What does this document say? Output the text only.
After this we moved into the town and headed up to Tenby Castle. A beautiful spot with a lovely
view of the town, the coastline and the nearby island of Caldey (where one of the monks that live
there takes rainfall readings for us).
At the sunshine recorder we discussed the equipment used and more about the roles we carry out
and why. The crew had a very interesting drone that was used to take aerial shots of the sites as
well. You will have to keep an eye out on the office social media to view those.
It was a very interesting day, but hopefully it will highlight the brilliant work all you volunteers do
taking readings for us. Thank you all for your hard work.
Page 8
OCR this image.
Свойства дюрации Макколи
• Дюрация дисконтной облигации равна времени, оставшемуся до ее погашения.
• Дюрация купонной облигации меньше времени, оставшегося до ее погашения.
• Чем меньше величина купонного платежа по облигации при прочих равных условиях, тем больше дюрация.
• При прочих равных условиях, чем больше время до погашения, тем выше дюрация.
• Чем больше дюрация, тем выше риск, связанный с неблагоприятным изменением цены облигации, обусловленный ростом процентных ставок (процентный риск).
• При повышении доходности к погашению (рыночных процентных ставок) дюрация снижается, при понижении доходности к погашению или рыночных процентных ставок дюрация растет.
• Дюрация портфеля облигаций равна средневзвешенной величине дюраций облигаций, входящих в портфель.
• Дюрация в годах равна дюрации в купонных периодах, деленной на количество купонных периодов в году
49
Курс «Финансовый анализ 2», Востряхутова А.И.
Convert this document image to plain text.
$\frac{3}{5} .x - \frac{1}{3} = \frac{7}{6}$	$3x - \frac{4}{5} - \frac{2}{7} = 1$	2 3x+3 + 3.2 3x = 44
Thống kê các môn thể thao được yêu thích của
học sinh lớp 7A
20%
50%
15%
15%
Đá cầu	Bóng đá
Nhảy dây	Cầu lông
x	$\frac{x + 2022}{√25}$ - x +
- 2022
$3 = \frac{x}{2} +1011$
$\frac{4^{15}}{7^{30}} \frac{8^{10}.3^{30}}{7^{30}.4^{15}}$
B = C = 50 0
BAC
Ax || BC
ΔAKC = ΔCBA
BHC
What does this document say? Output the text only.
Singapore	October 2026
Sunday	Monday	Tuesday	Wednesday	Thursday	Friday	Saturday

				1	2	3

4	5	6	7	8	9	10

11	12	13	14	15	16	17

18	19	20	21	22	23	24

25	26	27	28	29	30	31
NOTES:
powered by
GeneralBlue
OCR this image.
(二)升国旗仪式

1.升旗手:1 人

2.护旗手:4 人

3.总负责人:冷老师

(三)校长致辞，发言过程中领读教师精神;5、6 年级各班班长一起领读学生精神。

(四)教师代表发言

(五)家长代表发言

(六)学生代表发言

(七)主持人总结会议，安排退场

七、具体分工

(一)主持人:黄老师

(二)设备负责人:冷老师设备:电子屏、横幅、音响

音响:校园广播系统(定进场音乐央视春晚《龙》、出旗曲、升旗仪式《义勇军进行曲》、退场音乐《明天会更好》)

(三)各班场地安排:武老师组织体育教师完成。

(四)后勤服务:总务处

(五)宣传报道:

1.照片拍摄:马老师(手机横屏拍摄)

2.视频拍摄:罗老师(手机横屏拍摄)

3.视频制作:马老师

============================================================

REQUIREMENTS
Read through the data and copy every line where "погашения" shows up.

PROBLEM SOLUTION
• Дюрация дисконтной облигации равна времени, оставшемуся до ее погашения.
• Дюрация купонной облигации меньше времени, оставшегося до ее погашения.
• При прочих равных условиях, чем больше время до погашения, тем выше дюрация.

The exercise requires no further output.